• **EXERCISE TASK**:
Select and copy out every line in the records containing "class".

——————

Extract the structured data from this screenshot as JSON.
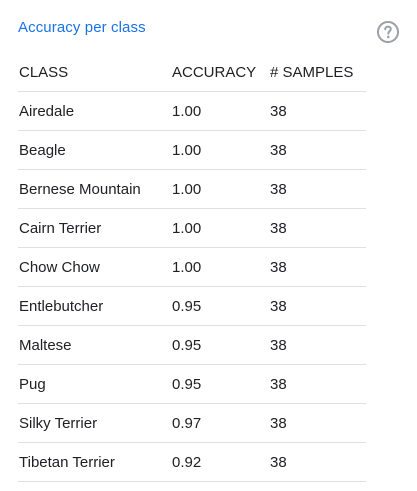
{
  "panel": {
    "title": "Accuracy per class",
    "help_icon": "help-circle-icon",
    "accent_color": "#1a73e8"
  },
  "table": {
    "headers": {
      "class": "CLASS",
      "accuracy": "ACCURACY",
      "samples": "# SAMPLES"
    },
    "rows": [
      {
        "class": "Airedale",
        "accuracy": "1.00",
        "samples": "38"
      },
      {
        "class": "Beagle",
        "accuracy": "1.00",
        "samples": "38"
      },
      {
        "class": "Bernese Mountain",
        "accuracy": "1.00",
        "samples": "38"
      },
      {
        "class": "Cairn Terrier",
        "accuracy": "1.00",
        "samples": "38"
      },
      {
        "class": "Chow Chow",
        "accuracy": "1.00",
        "samples": "38"
      },
      {
        "class": "Entlebutcher",
        "accuracy": "0.95",
        "samples": "38"
      },
      {
        "class": "Maltese",
        "accuracy": "0.95",
        "samples": "38"
      },
      {
        "class": "Pug",
        "accuracy": "0.95",
        "samples": "38"
      },
      {
        "class": "Silky Terrier",
        "accuracy": "0.97",
        "samples": "38"
      },
      {
        "class": "Tibetan Terrier",
        "accuracy": "0.92",
        "samples": "38"
      }
    ]
  }
}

——————

• **SOLVED EXERCISE**:
    "title": "Accuracy per class",
      "class": "CLASS",
        "class": "Airedale",
        "class": "Beagle",
        "class": "Bernese Mountain",
        "class": "Cairn Terrier",
        "class": "Chow Chow",
        "class": "Entlebutcher",
        "class": "Maltese",
        "class": "Pug",
        "class": "Silky Terrier",
        "class": "Tibetan Terrier",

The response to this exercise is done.